Tareas ->
- 1) Resume en dos oraciones el texto sobre el camino de la Cruz.
- 2) Copia sin cambios el pasaje del texto sobre el camino de la Cruz que va desde "Queridísimos" hasta "(1984), 1105).".

Unas palabras para meditar y saborear en la oración.
Queridísimos
jóvenes
Hemos venido
hoy aquí para acompañar a Jesús a lo largo de su camino de dolor y de amor, el
camino de la Cruz, que es uno de los momentos fuertes de la Jornada Mundial de
la Juventud. Al concluir el Año Santo de la Redención, el beato Juan Pablo II
quiso confiarles a ustedes, jóvenes, la Cruz diciéndoles: “Llévenla por el
mundo como signo del amor de Jesús a la humanidad, y anuncien a todos que sólo
en Cristo muerto y resucitado hay salvación y redención” (Palabras al entregar
la cruz del Año Santo a los jóvenes, 22 de abril de 1984: Insegnamenti VII,1
(1984), 1105).
Desde
entonces, la Cruz ha recorrido todos los continentes y ha atravesado los más
variados mundos de la existencia humana, quedando como impregnada de las
situaciones vitales de tantos jóvenes que la han visto y la han llevado. Nadie puede
tocar la Cruz de Jesús sin dejar en ella algo de sí mismo y sin llevar consigo
algo de la cruz de Jesús a la propia vida. Esta tarde, acompañando al Señor, me
gustaría que resonasen en sus corazones tres preguntas: ¿Qué han dejado ustedes
en la Cruz, queridos jóvenes de Brasil, en estos dos años en los que ha
recorrido su inmenso país? Y ¿qué ha dejado la Cruz en cada uno de ustedes? Y,
finalmente, ¿qué nos enseña para nuestra vida esta Cruz?

Material proporcionado ->
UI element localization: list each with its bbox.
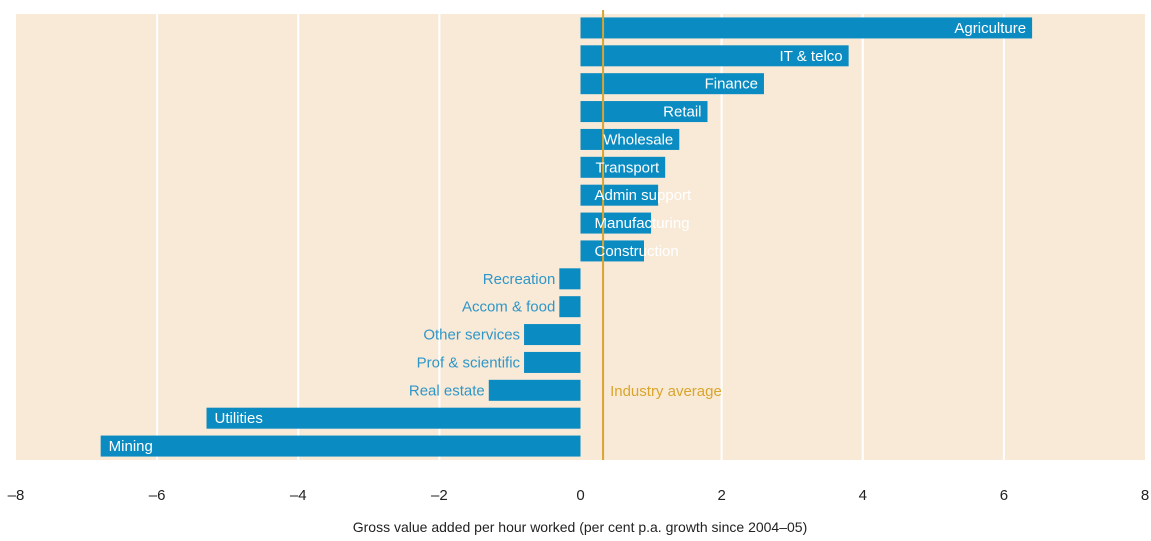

Respuestas por tarea ->
- 1) El texto se dirige a los jóvenes reunidos para acompañar a Jesús en el camino de la Cruz durante la Jornada Mundial de la Juventud, y recuerda que el beato Juan Pablo II les confió la Cruz como signo del amor de Jesús a la humanidad. Desde entonces, la Cruz ha recorrido todos los continentes, y el texto plantea tres preguntas: qué han dejado los jóvenes en la Cruz, qué ha dejado la Cruz en cada uno de ellos y qué enseña la Cruz para la vida.

- 2)
Queridísimos
jóvenes
Hemos venido
hoy aquí para acompañar a Jesús a lo largo de su camino de dolor y de amor, el
camino de la Cruz, que es uno de los momentos fuertes de la Jornada Mundial de
la Juventud. Al concluir el Año Santo de la Redención, el beato Juan Pablo II
quiso confiarles a ustedes, jóvenes, la Cruz diciéndoles: “Llévenla por el
mundo como signo del amor de Jesús a la humanidad, y anuncien a todos que sólo
en Cristo muerto y resucitado hay salvación y redención” (Palabras al entregar
la cruz del Año Santo a los jóvenes, 22 de abril de 1984: Insegnamenti VII,1
(1984), 1105).